◆ WHAT THE TASK REQUIRES
Each line that includes the word "less" counts once; give the total and nothing more.

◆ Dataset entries
+++

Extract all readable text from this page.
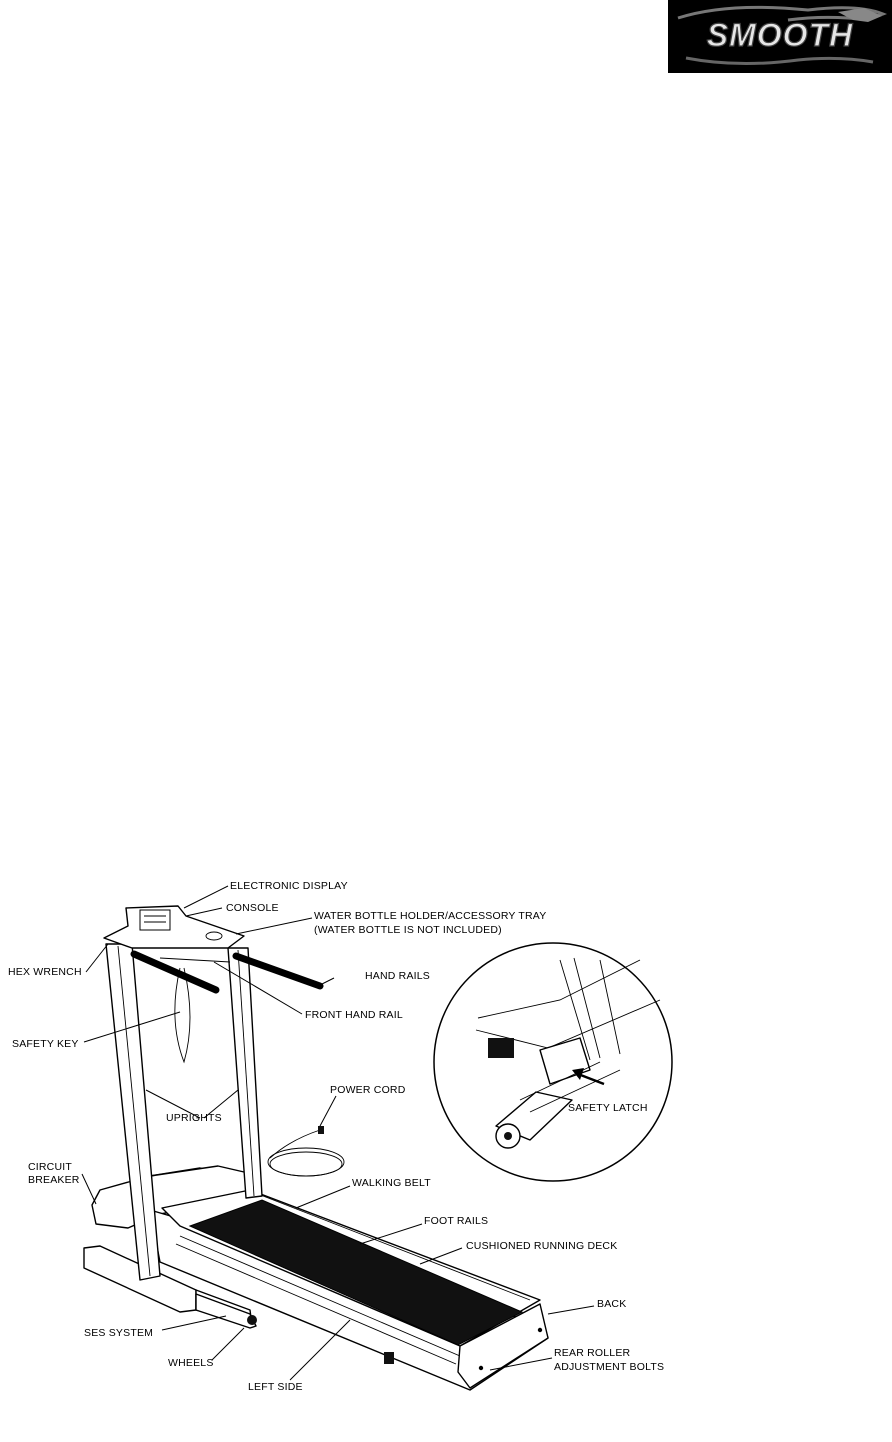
SMOOTH
ELECTRONIC DISPLAY
CONSOLE
WATER BOTTLE HOLDER/ACCESSORY TRAY
(WATER BOTTLE IS NOT INCLUDED)
HEX WRENCH	HAND RAILS
FRONT HAND RAIL
SAFETY KEY
POWER CORD
UPRIGHTS
CIRCUIT
BREAKER	WALKING BELT
FOOT RAILS
CUSHIONED RUNNING DECK
BACK
SES SYSTEM
REAR ROLLER
ADJUSTMENT BOLTS
WHEELS
LEFT SIDE
SAFETY LATCH
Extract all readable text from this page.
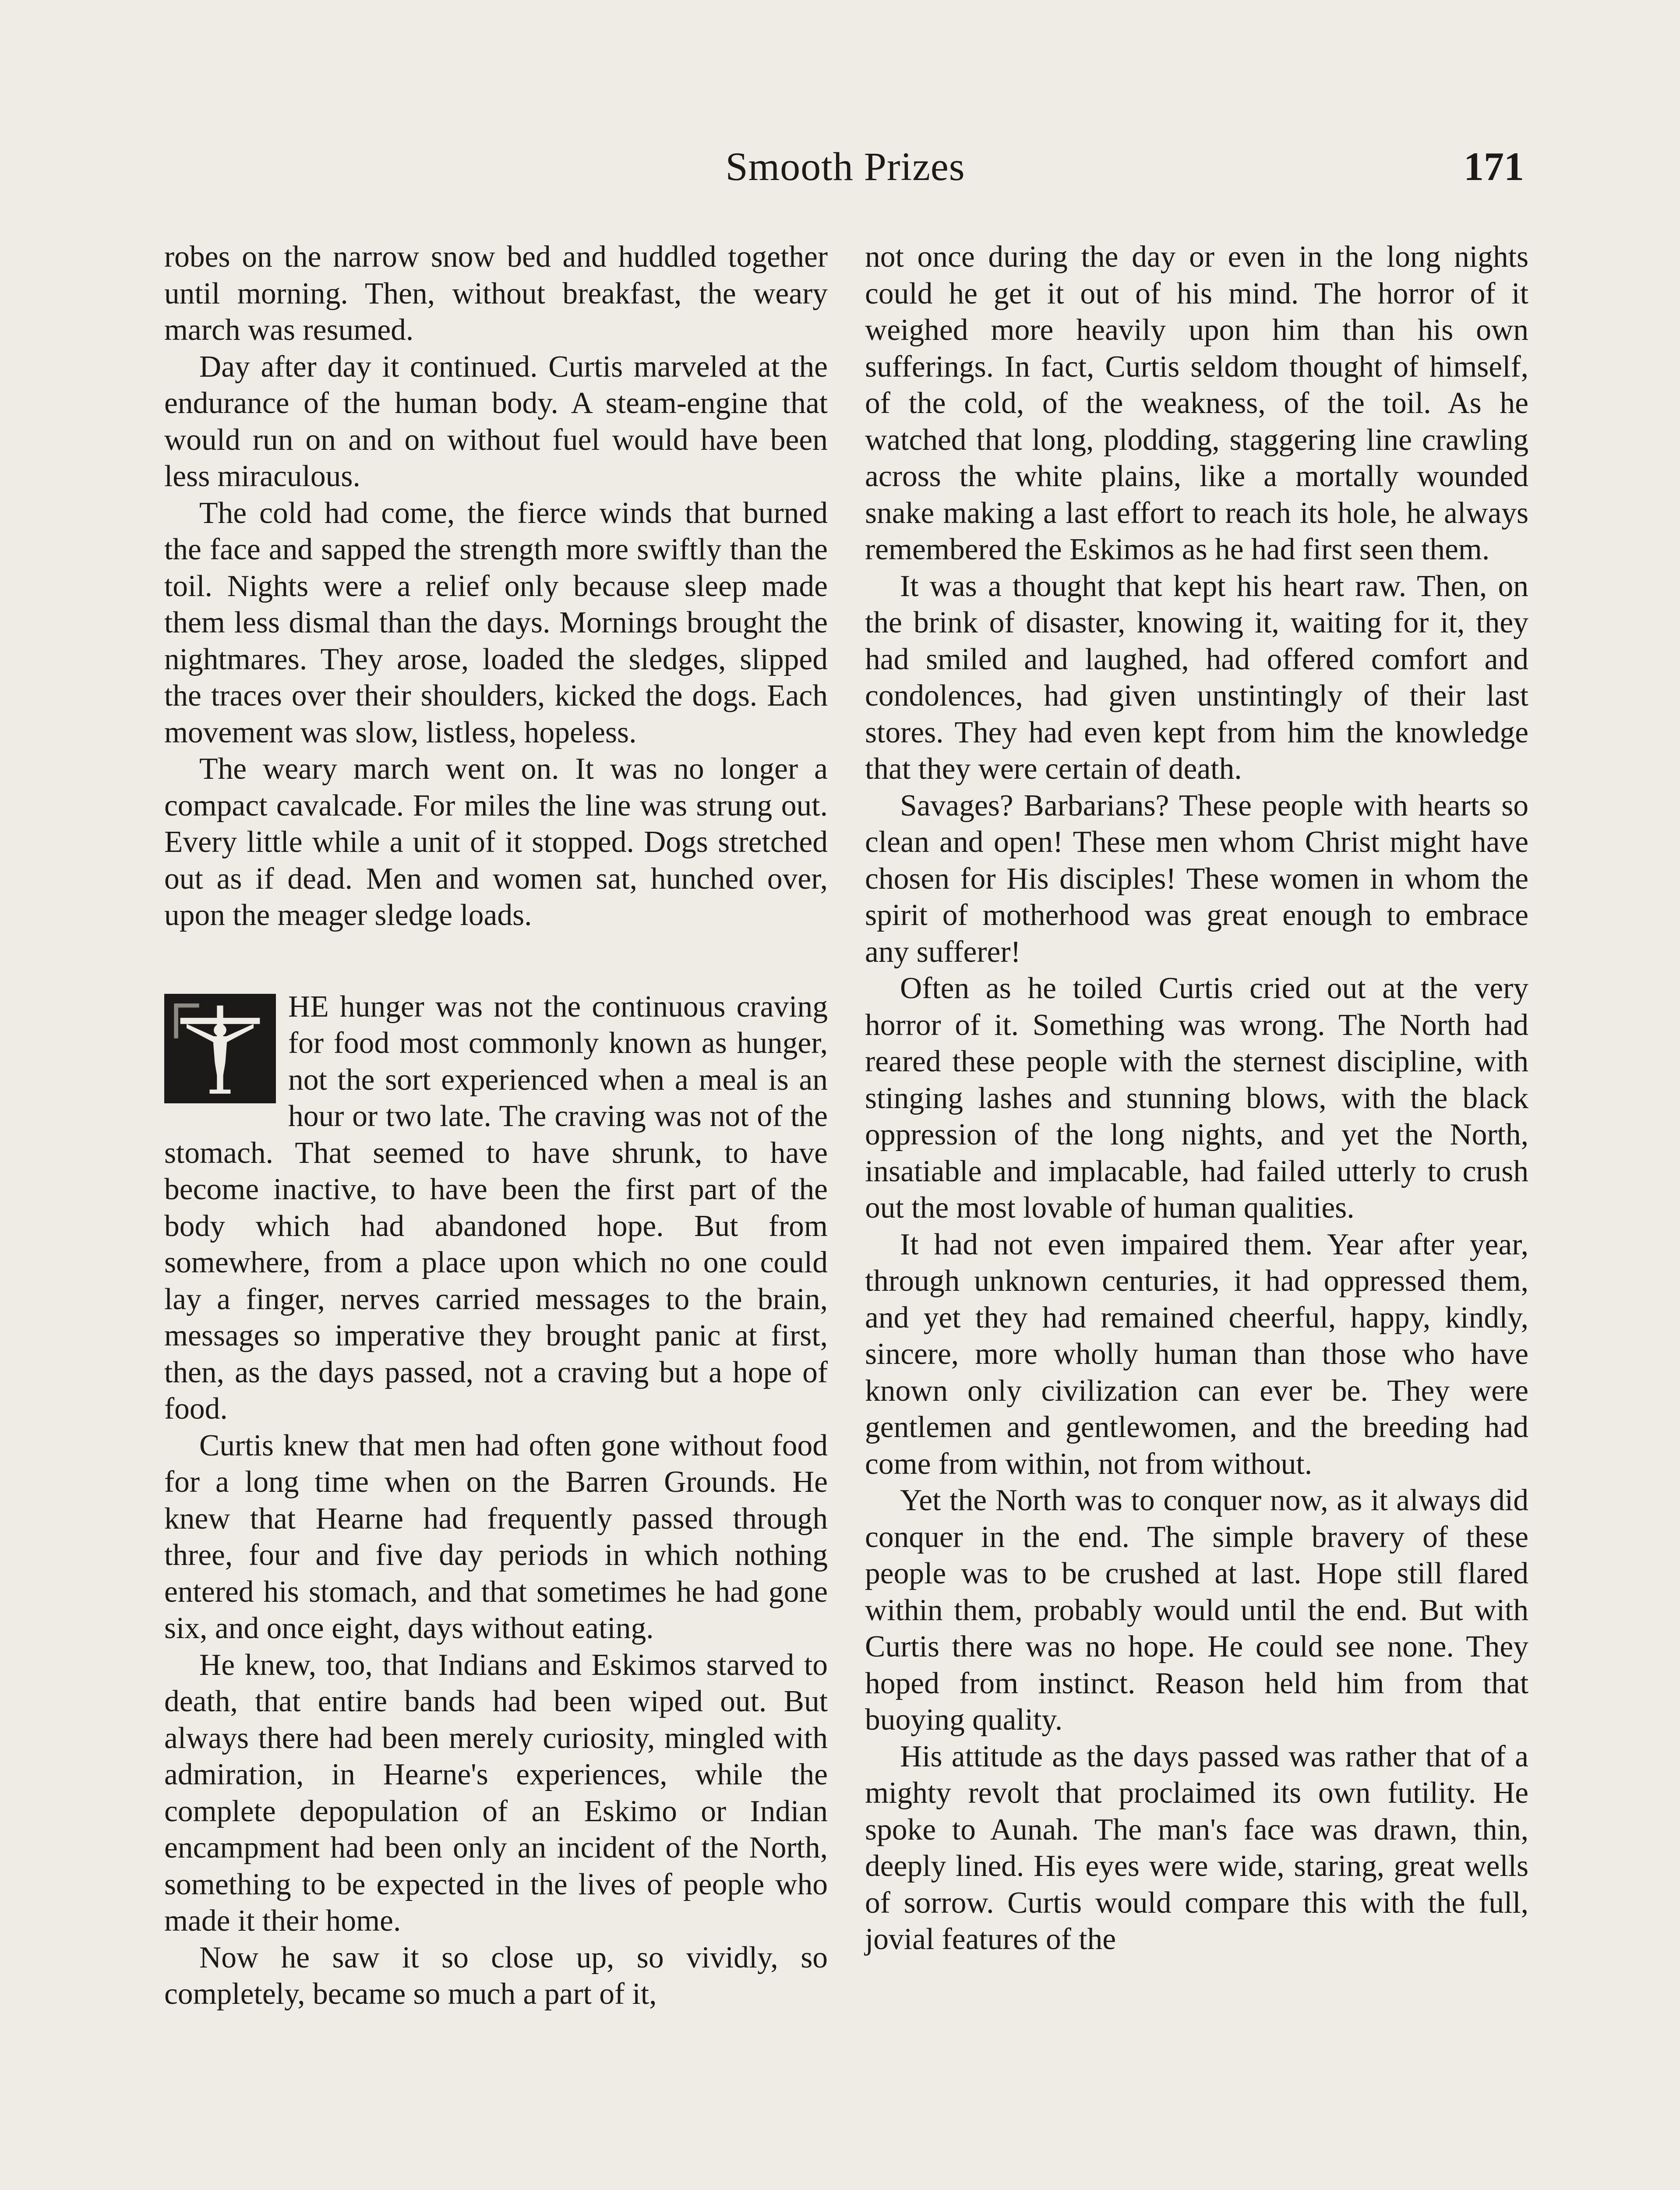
Smooth Prizes	171

robes on the narrow snow bed and huddled together until morning. Then, without breakfast, the weary march was resumed.

Day after day it continued. Curtis marveled at the endurance of the human body. A steam-engine that would run on and on without fuel would have been less miraculous.

The cold had come, the fierce winds that burned the face and sapped the strength more swiftly than the toil. Nights were a relief only because sleep made them less dismal than the days. Mornings brought the nightmares. They arose, loaded the sledges, slipped the traces over their shoulders, kicked the dogs. Each movement was slow, listless, hopeless.

The weary march went on. It was no longer a compact cavalcade. For miles the line was strung out. Every little while a unit of it stopped. Dogs stretched out as if dead. Men and women sat, hunched over, upon the meager sledge loads.

HE hunger was not the continuous craving for food most commonly known as hunger, not the sort experienced when a meal is an hour or two late. The craving was not of the stomach. That seemed to have shrunk, to have become inactive, to have been the first part of the body which had abandoned hope. But from somewhere, from a place upon which no one could lay a finger, nerves carried messages to the brain, messages so imperative they brought panic at first, then, as the days passed, not a craving but a hope of food.

Curtis knew that men had often gone without food for a long time when on the Barren Grounds. He knew that Hearne had frequently passed through three, four and five day periods in which nothing entered his stomach, and that sometimes he had gone six, and once eight, days without eating.

He knew, too, that Indians and Eskimos starved to death, that entire bands had been wiped out. But always there had been merely curiosity, mingled with admiration, in Hearne's experiences, while the complete depopulation of an Eskimo or Indian encampment had been only an incident of the North, something to be expected in the lives of people who made it their home.

Now he saw it so close up, so vividly, so completely, became so much a part of it,

not once during the day or even in the long nights could he get it out of his mind. The horror of it weighed more heavily upon him than his own sufferings. In fact, Curtis seldom thought of himself, of the cold, of the weakness, of the toil. As he watched that long, plodding, staggering line crawling across the white plains, like a mortally wounded snake making a last effort to reach its hole, he always remembered the Eskimos as he had first seen them.

It was a thought that kept his heart raw. Then, on the brink of disaster, knowing it, waiting for it, they had smiled and laughed, had offered comfort and condolences, had given unstintingly of their last stores. They had even kept from him the knowledge that they were certain of death.

Savages? Barbarians? These people with hearts so clean and open! These men whom Christ might have chosen for His disciples! These women in whom the spirit of motherhood was great enough to embrace any sufferer!

Often as he toiled Curtis cried out at the very horror of it. Something was wrong. The North had reared these people with the sternest discipline, with stinging lashes and stunning blows, with the black oppression of the long nights, and yet the North, insatiable and implacable, had failed utterly to crush out the most lovable of human qualities.

It had not even impaired them. Year after year, through unknown centuries, it had oppressed them, and yet they had remained cheerful, happy, kindly, sincere, more wholly human than those who have known only civilization can ever be. They were gentlemen and gentlewomen, and the breeding had come from within, not from without.

Yet the North was to conquer now, as it always did conquer in the end. The simple bravery of these people was to be crushed at last. Hope still flared within them, probably would until the end. But with Curtis there was no hope. He could see none. They hoped from instinct. Reason held him from that buoying quality.

His attitude as the days passed was rather that of a mighty revolt that proclaimed its own futility. He spoke to Aunah. The man's face was drawn, thin, deeply lined. His eyes were wide, staring, great wells of sorrow. Curtis would compare this with the full, jovial features of the
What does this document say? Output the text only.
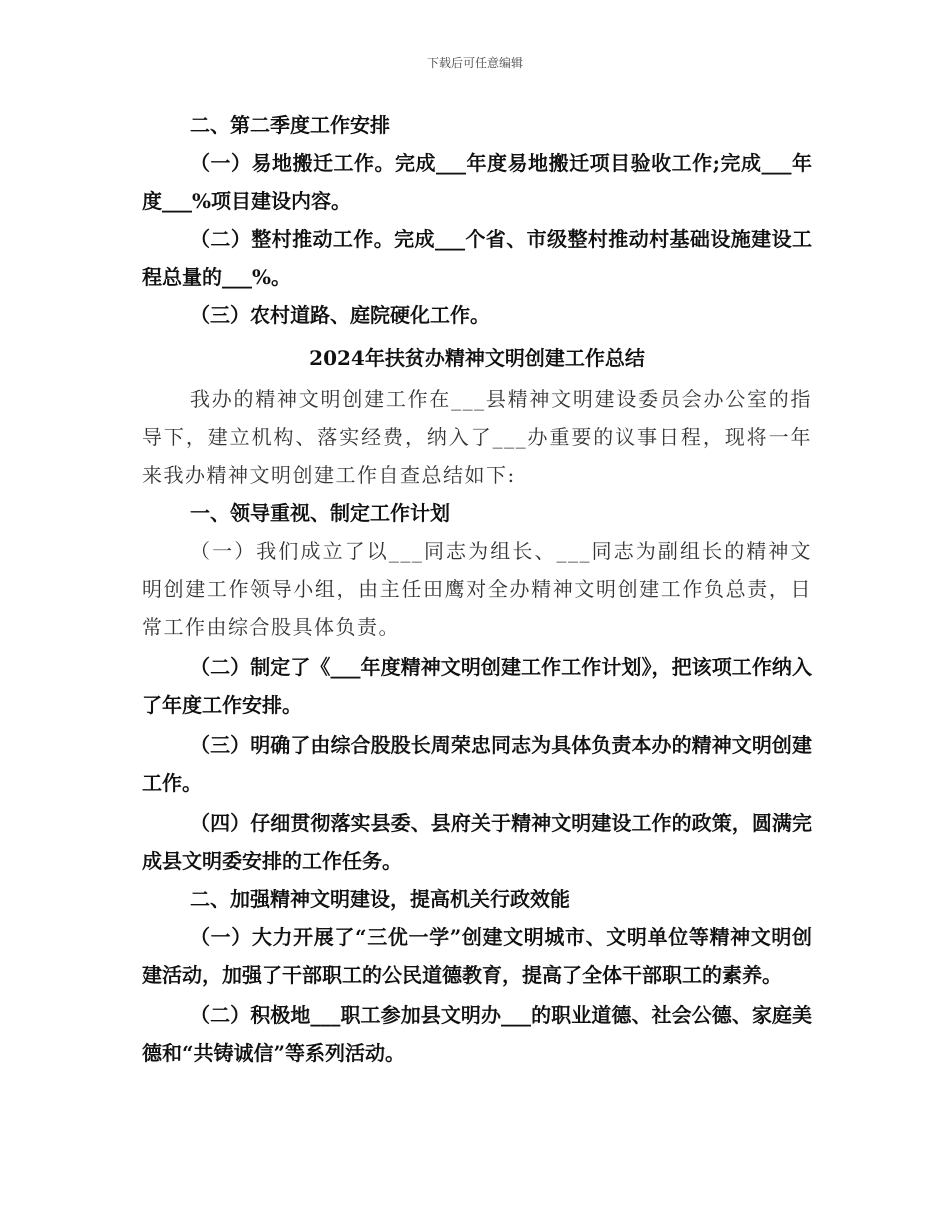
下载后可任意编辑

二、第二季度工作安排

（一）易地搬迁工作。完成___年度易地搬迁项目验收工作;完成___年度___%项目建设内容。

（二）整村推动工作。完成___个省、市级整村推动村基础设施建设工程总量的___%。

（三）农村道路、庭院硬化工作。

2024年扶贫办精神文明创建工作总结

我办的精神文明创建工作在___县精神文明建设委员会办公室的指导下，建立机构、落实经费，纳入了___办重要的议事日程，现将一年来我办精神文明创建工作自查总结如下:

一、领导重视、制定工作计划

（一）我们成立了以___同志为组长、___同志为副组长的精神文明创建工作领导小组，由主任田鹰对全办精神文明创建工作负总责，日常工作由综合股具体负责。

（二）制定了《___年度精神文明创建工作工作计划》，把该项工作纳入了年度工作安排。

（三）明确了由综合股股长周荣忠同志为具体负责本办的精神文明创建工作。

（四）仔细贯彻落实县委、县府关于精神文明建设工作的政策，圆满完成县文明委安排的工作任务。

二、加强精神文明建设，提高机关行政效能

（一）大力开展了“三优一学”创建文明城市、文明单位等精神文明创建活动，加强了干部职工的公民道德教育，提高了全体干部职工的素养。

（二）积极地___职工参加县文明办___的职业道德、社会公德、家庭美德和“共铸诚信”等系列活动。
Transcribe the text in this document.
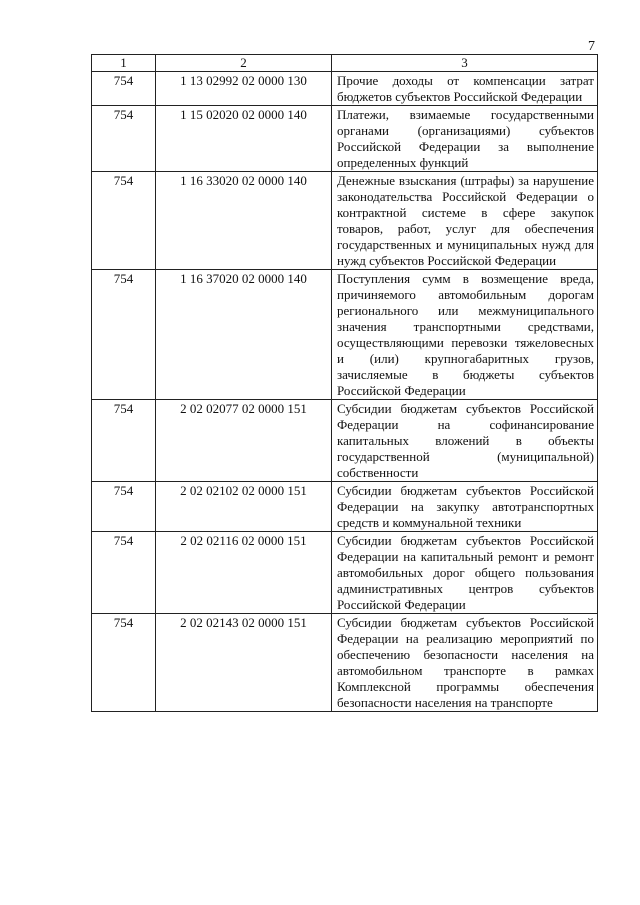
7
1	2	3
754	1 13 02992 02 0000 130	Прочие доходы от компенсации затрат бюджетов субъектов Российской Федерации
754	1 15 02020 02 0000 140	Платежи, взимаемые государственными органами (организациями) субъектов Российской Федерации за выполнение определенных функций
754	1 16 33020 02 0000 140	Денежные взыскания (штрафы) за нарушение законодательства Российской Федерации о контрактной системе в сфере закупок товаров, работ, услуг для обеспечения государственных и муниципальных нужд для нужд субъектов Российской Федерации
754	1 16 37020 02 0000 140	Поступления сумм в возмещение вреда, причиняемого автомобильным дорогам регионального или межмуниципального значения транспортными средствами, осуществляющими перевозки тяжеловесных и (или) крупногабаритных грузов, зачисляемые в бюджеты субъектов Российской Федерации
754	2 02 02077 02 0000 151	Субсидии бюджетам субъектов Российской Федерации на софинансирование капитальных вложений в объекты государственной (муниципальной) собственности
754	2 02 02102 02 0000 151	Субсидии бюджетам субъектов Российской Федерации на закупку автотранспортных средств и коммунальной техники
754	2 02 02116 02 0000 151	Субсидии бюджетам субъектов Российской Федерации на капитальный ремонт и ремонт автомобильных дорог общего пользования административных центров субъектов Российской Федерации
754	2 02 02143 02 0000 151	Субсидии бюджетам субъектов Российской Федерации на реализацию мероприятий по обеспечению безопасности населения на автомобильном транспорте в рамках Комплексной программы обеспечения безопасности населения на транспорте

+++

◆ TASK SOLUTION
2